## begin Information given

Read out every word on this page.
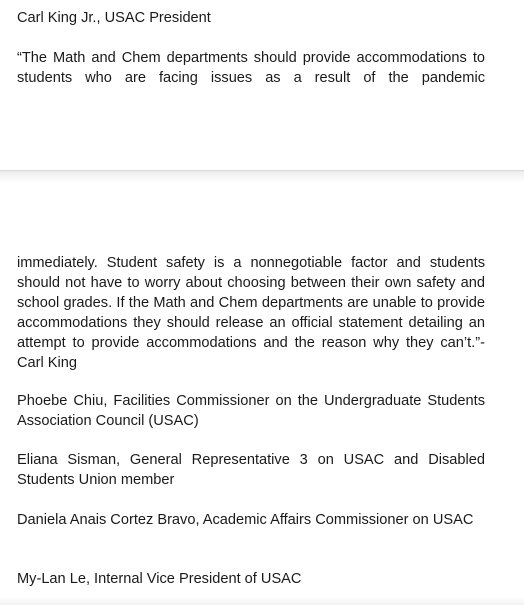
Carl King Jr., USAC President

“The Math and Chem departments should provide accommodations to students who are facing issues as a result of the pandemic

immediately. Student safety is a nonnegotiable factor and students should not have to worry about choosing between their own safety and school grades. If the Math and Chem departments are unable to provide accommodations they should release an official statement detailing an attempt to provide accommodations and the reason why they can’t.”-Carl King

Phoebe Chiu, Facilities Commissioner on the Undergraduate Students Association Council (USAC)

Eliana Sisman, General Representative 3 on USAC and Disabled Students Union member

Daniela Anais Cortez Bravo, Academic Affairs Commissioner on USAC

My-Lan Le, Internal Vice President of USAC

## end Information given

→ Exercise details
Will you set down the records word for word while leaving out every picture?

→ Solution to this exercise
Read out every word on this page.
Carl King Jr., USAC President

“The Math and Chem departments should provide accommodations to students who are facing issues as a result of the pandemic

immediately. Student safety is a nonnegotiable factor and students should not have to worry about choosing between their own safety and school grades. If the Math and Chem departments are unable to provide accommodations they should release an official statement detailing an attempt to provide accommodations and the reason why they can’t.”-Carl King

Phoebe Chiu, Facilities Commissioner on the Undergraduate Students Association Council (USAC)

Eliana Sisman, General Representative 3 on USAC and Disabled Students Union member

Daniela Anais Cortez Bravo, Academic Affairs Commissioner on USAC

My-Lan Le, Internal Vice President of USAC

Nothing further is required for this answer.